• [WRITTEN REQUEST]: Look through the data and write out every line with the word "System" in it.

* start INFORMATION PROVIDED *

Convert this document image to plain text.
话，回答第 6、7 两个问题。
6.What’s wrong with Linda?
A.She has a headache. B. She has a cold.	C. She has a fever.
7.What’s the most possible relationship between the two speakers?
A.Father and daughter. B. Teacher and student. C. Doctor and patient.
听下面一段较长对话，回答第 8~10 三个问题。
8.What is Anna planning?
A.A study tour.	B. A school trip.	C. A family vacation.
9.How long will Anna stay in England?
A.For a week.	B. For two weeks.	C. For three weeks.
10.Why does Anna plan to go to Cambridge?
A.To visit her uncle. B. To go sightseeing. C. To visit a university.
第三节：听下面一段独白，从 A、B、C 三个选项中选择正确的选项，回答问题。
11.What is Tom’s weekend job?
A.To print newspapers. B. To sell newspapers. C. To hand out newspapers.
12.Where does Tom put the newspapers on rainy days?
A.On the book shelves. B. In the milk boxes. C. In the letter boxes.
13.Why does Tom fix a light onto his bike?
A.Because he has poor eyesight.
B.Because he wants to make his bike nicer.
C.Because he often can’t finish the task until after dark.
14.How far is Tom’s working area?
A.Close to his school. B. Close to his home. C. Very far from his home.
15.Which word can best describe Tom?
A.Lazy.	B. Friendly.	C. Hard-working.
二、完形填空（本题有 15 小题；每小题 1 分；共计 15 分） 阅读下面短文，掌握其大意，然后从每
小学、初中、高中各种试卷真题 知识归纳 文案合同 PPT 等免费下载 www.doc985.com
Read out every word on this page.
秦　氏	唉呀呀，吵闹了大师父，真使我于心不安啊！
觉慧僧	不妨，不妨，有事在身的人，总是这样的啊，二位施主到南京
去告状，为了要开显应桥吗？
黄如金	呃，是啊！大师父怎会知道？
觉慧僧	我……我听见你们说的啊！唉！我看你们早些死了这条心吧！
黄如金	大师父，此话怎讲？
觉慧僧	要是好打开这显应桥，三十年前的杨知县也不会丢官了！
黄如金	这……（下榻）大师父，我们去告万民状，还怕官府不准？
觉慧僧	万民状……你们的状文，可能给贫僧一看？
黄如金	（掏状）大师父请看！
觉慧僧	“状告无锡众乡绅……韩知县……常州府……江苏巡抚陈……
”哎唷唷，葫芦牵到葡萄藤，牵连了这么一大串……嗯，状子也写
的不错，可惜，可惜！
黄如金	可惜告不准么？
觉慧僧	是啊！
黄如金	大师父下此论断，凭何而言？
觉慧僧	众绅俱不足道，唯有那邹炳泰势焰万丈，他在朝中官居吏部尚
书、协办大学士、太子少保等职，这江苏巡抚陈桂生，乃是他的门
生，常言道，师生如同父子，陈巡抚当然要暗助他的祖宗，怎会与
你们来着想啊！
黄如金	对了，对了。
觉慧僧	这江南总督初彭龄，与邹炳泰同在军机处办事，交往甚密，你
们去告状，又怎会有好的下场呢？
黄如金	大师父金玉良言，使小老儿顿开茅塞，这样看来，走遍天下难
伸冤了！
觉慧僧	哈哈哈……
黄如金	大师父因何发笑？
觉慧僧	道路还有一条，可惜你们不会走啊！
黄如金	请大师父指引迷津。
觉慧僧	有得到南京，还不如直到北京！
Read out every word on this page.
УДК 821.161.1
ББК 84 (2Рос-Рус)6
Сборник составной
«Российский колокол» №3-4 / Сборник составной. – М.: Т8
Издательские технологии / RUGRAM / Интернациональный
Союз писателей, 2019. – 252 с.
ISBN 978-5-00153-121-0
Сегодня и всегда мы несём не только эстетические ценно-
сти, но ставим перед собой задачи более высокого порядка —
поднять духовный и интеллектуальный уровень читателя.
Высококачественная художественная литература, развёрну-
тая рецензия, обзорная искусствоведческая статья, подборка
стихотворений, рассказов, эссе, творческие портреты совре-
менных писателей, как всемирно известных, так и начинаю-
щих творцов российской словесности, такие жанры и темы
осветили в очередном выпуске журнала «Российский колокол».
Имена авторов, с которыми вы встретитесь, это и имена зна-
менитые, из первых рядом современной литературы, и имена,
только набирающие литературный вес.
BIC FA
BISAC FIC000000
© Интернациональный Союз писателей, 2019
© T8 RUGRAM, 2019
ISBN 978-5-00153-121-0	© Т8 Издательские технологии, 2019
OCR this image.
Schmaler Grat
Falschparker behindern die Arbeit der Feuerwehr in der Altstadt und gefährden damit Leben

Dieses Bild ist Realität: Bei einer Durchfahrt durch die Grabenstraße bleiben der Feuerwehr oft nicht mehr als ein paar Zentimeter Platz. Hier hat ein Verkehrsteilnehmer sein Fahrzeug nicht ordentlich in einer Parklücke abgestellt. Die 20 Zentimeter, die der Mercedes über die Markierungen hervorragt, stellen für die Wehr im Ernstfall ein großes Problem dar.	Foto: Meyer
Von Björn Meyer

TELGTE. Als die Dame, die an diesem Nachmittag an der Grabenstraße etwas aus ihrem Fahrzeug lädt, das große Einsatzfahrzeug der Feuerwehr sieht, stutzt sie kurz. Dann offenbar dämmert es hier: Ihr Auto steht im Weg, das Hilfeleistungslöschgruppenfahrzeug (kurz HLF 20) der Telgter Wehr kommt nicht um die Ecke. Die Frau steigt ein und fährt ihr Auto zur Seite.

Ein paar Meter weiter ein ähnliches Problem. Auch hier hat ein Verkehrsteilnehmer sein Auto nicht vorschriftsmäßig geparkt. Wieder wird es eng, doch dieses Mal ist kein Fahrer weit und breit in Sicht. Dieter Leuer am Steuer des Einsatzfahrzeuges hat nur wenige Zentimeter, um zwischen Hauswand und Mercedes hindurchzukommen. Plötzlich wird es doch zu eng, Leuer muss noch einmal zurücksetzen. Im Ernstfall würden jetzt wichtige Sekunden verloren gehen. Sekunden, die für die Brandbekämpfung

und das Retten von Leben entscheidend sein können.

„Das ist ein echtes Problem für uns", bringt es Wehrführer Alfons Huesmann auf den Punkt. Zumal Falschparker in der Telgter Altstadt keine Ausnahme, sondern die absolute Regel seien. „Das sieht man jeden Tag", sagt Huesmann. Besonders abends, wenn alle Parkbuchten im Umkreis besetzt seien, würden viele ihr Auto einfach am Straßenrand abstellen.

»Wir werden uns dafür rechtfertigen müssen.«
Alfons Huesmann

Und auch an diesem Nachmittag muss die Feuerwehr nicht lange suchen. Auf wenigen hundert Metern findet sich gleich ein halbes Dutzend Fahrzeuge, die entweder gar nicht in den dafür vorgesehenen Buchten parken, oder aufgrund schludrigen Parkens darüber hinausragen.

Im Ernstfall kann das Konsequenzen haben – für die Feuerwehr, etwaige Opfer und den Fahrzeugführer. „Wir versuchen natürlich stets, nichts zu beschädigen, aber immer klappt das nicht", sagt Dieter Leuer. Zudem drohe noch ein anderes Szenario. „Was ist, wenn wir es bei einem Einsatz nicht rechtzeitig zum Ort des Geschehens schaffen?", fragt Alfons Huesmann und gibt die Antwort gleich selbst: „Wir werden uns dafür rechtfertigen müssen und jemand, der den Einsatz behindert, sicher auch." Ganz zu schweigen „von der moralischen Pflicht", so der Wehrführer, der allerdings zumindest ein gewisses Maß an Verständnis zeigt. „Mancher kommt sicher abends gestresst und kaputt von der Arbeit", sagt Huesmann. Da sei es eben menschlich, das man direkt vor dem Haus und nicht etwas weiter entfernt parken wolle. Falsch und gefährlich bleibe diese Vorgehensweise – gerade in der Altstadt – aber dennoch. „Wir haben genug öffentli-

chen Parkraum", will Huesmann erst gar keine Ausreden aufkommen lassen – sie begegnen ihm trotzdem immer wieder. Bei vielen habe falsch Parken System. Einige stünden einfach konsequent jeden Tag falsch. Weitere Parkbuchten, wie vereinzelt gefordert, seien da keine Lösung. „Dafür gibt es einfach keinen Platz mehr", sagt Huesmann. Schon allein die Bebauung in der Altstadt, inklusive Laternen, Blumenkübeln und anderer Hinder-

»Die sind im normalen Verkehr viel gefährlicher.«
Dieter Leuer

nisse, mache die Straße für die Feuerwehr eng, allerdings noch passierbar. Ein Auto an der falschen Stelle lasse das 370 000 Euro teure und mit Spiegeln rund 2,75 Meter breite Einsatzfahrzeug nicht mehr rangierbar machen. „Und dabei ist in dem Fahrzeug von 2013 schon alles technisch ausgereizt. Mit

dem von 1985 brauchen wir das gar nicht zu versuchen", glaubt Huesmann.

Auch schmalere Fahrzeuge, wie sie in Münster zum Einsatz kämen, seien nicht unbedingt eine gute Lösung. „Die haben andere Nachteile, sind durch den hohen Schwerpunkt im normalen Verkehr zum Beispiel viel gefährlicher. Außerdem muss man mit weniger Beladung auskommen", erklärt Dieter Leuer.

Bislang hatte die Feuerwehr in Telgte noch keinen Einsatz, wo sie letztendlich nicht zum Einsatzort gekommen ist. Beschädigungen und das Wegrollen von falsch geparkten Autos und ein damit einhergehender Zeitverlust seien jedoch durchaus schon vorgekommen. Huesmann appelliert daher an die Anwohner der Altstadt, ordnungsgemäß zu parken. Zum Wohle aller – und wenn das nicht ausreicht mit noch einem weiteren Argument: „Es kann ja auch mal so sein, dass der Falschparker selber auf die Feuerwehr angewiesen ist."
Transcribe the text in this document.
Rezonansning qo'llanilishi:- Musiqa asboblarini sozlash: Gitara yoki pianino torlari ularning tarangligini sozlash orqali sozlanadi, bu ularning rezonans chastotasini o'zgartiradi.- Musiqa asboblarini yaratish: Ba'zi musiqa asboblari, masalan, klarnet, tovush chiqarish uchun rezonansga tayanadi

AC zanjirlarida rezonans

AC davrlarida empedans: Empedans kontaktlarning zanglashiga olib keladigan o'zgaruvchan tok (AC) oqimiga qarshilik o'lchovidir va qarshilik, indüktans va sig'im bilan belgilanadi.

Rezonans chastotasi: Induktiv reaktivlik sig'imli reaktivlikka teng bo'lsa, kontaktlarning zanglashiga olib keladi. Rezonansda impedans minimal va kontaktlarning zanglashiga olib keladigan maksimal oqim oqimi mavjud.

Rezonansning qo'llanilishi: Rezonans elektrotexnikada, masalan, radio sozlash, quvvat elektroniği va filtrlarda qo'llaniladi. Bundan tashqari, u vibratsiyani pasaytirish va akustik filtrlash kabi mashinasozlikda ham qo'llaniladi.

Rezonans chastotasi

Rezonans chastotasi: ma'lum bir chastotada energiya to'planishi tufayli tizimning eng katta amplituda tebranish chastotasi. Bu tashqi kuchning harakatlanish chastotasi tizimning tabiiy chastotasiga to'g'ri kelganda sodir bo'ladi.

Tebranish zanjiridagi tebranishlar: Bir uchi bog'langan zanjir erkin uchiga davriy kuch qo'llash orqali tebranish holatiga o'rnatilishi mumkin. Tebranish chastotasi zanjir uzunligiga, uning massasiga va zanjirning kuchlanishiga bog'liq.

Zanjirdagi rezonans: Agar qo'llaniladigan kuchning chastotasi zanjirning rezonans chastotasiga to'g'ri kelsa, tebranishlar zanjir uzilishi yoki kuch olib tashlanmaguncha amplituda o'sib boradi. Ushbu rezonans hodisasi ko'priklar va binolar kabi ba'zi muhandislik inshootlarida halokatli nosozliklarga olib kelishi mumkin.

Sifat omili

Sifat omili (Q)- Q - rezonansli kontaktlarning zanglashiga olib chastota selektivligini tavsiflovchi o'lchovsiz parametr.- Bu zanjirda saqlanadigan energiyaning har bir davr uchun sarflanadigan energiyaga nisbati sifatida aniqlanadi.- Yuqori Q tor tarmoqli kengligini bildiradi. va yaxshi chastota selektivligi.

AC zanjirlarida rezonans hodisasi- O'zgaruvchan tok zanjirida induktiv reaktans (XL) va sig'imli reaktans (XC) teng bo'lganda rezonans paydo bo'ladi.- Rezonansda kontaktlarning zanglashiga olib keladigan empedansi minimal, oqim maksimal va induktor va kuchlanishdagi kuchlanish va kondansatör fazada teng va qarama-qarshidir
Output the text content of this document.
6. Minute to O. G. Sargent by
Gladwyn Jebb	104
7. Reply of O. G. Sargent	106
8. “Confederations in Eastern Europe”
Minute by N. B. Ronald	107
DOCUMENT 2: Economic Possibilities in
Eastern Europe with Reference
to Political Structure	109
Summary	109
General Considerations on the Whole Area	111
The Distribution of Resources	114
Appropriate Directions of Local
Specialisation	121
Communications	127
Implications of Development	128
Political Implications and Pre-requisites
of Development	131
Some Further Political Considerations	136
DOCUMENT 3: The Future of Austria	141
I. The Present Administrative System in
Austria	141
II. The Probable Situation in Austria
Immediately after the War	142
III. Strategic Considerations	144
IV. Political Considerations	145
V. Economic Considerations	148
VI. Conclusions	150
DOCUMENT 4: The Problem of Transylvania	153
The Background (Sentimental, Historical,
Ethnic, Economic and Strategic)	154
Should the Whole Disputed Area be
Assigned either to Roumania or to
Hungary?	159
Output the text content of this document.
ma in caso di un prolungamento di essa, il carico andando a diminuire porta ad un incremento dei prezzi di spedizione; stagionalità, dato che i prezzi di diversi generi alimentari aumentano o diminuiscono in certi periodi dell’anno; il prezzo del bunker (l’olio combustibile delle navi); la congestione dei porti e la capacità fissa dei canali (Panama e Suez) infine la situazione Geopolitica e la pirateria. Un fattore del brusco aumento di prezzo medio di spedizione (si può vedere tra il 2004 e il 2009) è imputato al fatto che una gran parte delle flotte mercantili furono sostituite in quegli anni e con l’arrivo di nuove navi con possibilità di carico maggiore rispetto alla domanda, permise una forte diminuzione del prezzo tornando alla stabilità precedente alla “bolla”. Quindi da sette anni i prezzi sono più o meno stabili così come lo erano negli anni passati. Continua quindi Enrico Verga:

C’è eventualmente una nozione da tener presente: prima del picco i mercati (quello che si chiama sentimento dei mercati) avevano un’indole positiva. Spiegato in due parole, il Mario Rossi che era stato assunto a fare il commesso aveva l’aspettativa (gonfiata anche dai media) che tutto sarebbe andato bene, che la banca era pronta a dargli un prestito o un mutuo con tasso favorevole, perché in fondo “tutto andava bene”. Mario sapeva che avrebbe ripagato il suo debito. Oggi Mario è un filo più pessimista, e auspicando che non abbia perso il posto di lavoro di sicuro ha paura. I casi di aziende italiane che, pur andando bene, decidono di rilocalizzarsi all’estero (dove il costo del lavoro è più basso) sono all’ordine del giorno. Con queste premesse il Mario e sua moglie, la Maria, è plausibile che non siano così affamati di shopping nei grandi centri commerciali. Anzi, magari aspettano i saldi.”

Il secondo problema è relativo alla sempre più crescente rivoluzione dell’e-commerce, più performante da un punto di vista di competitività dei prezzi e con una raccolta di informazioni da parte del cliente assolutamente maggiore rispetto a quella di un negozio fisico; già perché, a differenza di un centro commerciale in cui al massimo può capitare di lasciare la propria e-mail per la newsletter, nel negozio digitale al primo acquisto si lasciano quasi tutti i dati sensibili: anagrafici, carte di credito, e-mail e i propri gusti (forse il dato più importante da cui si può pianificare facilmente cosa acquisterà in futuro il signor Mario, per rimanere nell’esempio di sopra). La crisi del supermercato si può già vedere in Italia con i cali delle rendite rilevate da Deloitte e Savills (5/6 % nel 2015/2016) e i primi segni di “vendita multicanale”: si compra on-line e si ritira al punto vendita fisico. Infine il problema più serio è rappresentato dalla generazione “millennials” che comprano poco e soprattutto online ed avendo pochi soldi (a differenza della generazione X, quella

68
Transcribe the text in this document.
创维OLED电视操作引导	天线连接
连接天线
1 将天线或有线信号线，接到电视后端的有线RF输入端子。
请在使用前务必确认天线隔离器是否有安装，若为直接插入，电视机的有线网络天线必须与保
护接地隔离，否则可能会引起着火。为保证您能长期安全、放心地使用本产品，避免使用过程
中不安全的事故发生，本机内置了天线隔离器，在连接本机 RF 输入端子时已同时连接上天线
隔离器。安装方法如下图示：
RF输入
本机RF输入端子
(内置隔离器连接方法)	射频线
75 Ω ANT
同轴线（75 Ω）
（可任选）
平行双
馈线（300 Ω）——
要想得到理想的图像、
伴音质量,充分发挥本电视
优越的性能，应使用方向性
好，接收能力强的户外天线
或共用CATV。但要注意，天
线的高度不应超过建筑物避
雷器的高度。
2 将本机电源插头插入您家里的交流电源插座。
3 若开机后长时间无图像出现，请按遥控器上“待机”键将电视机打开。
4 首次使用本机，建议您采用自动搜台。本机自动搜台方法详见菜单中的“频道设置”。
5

* end INFORMATION PROVIDED *

• [TASK SOLUTION]:
chen Parkraum", will Huesmann erst gar keine Ausreden aufkommen lassen – sie begegnen ihm trotzdem immer wieder. Bei vielen habe falsch Parken System. Einige stünden einfach konsequent jeden Tag falsch. Weitere Parkbuchten, wie vereinzelt gefordert, seien da keine Lösung. „Dafür gibt es einfach keinen Platz mehr", sagt Huesmann. Schon allein die Bebauung in der Altstadt, inklusive Laternen, Blumenkübeln und anderer Hinder-
I. The Present Administrative System in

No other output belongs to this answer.